WHAT YOU WILL DO:
A – Using the biography of Dr. Blay, decide whether each statement agrees with it: (i) Blay directed the CNN documentary "Who is Black in America?"; (ii) Blay has appeared on NPR; (iii) Blay's commentary appears in a temporary exhibit. Answer each with yes or no and quote the deciding words of the text exactly.
B – Retype the biography of Dr. Blay word for word, from "In 2012, Dr." up to and including "Lens on Race.".

In 2012, Dr. Blay served as a producer on CNN's television documentary, “Who is Black in America?". She has since been named one of today's leading Black voices by ‘The Root 100’, and Essence Magazine's ‘Woke 100.’ She has appeared on Good Morning America, CNN, BET, MSNBC, BBC, and NPR. Her work has also been featured in The New York Times, EBONY, Essence, Fast Company, The Philadelphia Inquirer, ColorLines, and The Root, to name a few. Her commentary is featured in A Changing America: 1968 and Beyond, a permanent installation exhibited in the National Museum of African American History and Culture. Blay is the author of the award-winning One Drop: Shifting the Lens on Race.

EXTRACTED RECORDS:
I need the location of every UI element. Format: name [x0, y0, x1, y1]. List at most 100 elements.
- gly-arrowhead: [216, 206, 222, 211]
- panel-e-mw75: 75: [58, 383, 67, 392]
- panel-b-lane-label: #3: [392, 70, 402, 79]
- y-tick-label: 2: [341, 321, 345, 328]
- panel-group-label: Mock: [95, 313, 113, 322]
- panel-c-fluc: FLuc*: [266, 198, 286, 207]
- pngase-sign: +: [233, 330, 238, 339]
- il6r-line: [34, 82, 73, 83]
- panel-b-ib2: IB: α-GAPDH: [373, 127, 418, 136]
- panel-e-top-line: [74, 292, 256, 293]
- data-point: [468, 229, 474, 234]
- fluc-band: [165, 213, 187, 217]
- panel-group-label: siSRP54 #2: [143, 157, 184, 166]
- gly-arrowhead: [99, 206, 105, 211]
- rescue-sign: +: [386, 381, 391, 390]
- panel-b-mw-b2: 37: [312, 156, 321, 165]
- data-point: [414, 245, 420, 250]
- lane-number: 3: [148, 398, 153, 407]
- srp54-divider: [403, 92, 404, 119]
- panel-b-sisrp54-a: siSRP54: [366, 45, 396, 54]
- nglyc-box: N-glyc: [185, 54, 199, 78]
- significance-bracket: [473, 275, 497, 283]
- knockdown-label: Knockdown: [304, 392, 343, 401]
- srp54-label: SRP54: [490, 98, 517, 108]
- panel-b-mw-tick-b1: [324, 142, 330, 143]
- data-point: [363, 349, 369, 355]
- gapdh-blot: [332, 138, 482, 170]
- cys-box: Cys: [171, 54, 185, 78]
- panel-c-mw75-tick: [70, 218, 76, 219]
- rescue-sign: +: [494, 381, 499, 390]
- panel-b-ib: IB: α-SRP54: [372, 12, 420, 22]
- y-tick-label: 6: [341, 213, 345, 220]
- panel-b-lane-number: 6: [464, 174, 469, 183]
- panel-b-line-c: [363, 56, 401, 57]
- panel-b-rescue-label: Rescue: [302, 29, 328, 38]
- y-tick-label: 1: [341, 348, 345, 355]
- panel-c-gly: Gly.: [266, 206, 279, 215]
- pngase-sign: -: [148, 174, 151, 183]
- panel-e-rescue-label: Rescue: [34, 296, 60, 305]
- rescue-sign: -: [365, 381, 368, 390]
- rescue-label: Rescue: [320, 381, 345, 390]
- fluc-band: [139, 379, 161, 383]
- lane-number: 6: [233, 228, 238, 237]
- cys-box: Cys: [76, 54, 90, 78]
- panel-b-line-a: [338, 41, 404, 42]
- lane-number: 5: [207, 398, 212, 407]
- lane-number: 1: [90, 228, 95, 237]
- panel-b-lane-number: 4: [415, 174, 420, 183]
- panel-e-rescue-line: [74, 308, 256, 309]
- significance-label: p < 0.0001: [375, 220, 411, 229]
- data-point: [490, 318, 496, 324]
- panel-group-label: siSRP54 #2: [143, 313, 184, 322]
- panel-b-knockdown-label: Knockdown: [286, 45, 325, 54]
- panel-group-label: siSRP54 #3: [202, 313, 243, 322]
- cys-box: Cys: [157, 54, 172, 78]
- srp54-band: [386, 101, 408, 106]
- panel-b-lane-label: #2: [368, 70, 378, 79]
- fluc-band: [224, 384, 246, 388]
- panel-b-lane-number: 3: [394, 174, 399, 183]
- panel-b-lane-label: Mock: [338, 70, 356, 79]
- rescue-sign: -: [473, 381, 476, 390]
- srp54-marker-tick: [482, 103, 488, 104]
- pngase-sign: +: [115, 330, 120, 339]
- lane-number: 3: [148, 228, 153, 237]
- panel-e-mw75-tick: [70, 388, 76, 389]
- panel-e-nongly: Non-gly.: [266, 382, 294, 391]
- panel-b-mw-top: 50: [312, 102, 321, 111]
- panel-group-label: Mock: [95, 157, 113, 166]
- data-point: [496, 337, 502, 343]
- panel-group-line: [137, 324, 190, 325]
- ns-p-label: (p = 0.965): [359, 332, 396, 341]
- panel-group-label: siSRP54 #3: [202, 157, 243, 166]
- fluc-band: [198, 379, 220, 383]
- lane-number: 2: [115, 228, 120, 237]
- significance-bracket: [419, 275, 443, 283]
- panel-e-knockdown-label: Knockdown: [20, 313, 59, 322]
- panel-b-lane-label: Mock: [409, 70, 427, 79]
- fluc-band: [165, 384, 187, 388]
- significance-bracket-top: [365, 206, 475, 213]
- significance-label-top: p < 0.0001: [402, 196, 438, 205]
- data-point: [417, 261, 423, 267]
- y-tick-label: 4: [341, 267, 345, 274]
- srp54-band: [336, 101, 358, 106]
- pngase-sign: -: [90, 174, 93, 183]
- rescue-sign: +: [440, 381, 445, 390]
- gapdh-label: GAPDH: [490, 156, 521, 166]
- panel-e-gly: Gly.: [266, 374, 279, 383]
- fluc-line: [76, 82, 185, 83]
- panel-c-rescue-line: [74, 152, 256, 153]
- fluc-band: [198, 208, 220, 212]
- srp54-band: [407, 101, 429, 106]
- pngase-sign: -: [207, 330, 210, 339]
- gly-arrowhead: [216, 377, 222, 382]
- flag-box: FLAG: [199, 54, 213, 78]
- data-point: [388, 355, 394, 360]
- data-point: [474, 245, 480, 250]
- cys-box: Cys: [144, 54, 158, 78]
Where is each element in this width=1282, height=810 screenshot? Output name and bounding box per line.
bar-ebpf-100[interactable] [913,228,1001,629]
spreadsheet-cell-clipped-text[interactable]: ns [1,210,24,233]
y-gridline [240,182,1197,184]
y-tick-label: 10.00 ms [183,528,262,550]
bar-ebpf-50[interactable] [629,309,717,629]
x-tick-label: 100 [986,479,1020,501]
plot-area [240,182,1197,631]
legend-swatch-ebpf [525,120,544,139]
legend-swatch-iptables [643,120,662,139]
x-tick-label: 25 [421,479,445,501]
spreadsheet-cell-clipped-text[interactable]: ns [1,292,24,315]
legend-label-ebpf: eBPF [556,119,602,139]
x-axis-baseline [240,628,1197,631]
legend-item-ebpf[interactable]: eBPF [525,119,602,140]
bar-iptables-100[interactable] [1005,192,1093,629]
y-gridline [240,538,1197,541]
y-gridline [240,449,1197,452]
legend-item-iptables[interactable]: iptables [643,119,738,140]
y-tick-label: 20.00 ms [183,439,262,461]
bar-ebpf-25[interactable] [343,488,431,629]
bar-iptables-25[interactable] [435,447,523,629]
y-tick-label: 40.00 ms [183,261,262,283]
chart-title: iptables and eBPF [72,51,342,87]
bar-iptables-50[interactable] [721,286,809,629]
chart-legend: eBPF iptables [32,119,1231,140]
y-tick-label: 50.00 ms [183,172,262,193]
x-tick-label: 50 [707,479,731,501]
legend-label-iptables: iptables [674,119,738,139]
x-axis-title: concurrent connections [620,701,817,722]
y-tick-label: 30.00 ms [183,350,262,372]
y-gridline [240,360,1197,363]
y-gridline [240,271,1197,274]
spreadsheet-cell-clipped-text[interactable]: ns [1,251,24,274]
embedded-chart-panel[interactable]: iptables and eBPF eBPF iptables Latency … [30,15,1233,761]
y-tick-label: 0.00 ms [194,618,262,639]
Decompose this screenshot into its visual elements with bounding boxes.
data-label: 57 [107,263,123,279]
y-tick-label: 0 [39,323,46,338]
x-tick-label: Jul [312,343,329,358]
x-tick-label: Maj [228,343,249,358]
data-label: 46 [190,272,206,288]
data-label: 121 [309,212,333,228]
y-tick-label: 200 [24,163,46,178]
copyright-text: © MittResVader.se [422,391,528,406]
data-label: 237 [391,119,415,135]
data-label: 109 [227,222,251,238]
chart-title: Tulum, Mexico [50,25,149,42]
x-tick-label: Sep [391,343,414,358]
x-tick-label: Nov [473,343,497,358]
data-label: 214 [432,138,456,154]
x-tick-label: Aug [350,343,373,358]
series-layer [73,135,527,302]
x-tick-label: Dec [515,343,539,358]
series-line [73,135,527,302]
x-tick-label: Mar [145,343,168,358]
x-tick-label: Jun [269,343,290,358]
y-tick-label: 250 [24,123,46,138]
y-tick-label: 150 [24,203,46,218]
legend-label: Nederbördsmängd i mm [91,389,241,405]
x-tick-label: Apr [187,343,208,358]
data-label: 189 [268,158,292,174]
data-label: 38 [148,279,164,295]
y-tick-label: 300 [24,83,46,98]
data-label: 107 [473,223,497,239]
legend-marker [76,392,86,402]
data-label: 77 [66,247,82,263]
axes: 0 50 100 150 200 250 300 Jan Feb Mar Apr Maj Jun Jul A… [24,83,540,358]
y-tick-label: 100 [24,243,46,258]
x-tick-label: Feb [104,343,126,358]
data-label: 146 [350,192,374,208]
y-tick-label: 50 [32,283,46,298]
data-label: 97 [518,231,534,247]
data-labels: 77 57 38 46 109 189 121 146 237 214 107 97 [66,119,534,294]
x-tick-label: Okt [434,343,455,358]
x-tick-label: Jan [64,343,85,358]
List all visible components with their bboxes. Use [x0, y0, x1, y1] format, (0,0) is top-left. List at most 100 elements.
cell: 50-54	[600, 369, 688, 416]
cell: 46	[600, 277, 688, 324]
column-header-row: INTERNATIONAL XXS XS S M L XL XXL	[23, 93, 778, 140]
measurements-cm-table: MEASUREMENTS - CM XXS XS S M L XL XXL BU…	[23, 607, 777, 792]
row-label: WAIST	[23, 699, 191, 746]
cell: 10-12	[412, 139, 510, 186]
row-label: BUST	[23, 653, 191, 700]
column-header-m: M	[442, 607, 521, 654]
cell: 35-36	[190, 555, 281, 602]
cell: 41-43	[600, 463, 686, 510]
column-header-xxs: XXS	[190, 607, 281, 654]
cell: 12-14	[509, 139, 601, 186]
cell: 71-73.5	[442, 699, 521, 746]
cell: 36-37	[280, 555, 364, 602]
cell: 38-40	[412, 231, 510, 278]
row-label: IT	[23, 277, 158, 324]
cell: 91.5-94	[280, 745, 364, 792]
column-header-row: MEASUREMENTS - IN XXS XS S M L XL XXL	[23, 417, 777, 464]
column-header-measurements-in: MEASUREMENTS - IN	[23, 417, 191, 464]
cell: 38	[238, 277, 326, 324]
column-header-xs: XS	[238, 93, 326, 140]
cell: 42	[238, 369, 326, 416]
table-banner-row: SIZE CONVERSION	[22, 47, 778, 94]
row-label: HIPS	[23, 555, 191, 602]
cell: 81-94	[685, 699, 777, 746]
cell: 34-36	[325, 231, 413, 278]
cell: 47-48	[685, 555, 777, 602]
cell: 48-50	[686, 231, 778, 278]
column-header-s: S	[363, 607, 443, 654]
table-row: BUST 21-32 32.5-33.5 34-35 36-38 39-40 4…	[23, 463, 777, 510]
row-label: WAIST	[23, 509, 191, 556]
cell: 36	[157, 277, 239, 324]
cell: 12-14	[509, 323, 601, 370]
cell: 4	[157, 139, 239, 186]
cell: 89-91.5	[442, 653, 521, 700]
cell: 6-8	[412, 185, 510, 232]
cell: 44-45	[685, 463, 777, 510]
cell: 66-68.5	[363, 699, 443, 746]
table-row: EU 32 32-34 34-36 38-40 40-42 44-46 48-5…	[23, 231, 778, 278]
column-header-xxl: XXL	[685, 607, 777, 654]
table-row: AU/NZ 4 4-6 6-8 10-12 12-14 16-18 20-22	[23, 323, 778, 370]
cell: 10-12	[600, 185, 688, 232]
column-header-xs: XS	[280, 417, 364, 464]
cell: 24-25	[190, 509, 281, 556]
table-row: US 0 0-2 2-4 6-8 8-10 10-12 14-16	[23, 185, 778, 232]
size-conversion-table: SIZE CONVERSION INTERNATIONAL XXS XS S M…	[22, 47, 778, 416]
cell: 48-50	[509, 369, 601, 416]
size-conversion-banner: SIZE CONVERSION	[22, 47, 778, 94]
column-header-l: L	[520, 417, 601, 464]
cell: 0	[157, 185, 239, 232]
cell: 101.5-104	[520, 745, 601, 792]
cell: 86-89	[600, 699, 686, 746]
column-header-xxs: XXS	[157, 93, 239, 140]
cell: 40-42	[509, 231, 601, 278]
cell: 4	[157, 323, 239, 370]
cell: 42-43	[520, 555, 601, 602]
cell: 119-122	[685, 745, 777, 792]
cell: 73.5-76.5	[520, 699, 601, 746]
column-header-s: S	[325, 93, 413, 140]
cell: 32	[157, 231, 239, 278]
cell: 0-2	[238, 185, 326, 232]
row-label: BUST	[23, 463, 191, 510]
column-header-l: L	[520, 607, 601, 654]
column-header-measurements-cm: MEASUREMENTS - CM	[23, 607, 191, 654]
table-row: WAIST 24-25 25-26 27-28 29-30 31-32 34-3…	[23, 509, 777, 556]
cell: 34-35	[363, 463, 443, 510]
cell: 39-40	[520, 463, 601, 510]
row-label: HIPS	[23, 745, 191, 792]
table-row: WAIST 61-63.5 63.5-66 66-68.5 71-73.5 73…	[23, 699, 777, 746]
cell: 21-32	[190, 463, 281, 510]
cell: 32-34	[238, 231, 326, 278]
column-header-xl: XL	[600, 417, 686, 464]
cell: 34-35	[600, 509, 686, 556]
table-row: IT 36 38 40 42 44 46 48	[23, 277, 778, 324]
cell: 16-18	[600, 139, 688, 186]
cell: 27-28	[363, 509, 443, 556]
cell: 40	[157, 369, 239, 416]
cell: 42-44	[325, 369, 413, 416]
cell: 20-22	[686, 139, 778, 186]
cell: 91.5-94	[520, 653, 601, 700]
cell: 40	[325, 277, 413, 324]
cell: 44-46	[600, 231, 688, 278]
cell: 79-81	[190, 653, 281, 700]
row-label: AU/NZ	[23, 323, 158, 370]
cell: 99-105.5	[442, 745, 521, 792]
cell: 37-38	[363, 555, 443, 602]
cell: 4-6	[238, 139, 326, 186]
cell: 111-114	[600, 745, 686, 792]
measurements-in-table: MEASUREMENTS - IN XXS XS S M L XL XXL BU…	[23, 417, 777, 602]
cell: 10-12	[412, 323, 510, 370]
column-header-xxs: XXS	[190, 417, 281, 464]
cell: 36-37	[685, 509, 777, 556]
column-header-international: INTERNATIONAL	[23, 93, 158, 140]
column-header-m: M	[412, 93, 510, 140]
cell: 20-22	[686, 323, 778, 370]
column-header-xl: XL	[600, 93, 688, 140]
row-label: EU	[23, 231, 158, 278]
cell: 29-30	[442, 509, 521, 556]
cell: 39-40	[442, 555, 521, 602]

RESPONSES PER TASK:
A –
(i) No: "Dr. Blay served as a producer on CNN's television documentary"
(ii) Yes: "She has appeared on Good Morning America, CNN, BET, MSNBC, BBC, and NPR."
(iii) No: "a permanent installation exhibited in the National Museum of African American History and Culture"

B –
In 2012, Dr. Blay served as a producer on CNN's television documentary, “Who is Black in America?". She has since been named one of today's leading Black voices by ‘The Root 100’, and Essence Magazine's ‘Woke 100.’ She has appeared on Good Morning America, CNN, BET, MSNBC, BBC, and NPR. Her work has also been featured in The New York Times, EBONY, Essence, Fast Company, The Philadelphia Inquirer, ColorLines, and The Root, to name a few. Her commentary is featured in A Changing America: 1968 and Beyond, a permanent installation exhibited in the National Museum of African American History and Culture. Blay is the author of the award-winning One Drop: Shifting the Lens on Race.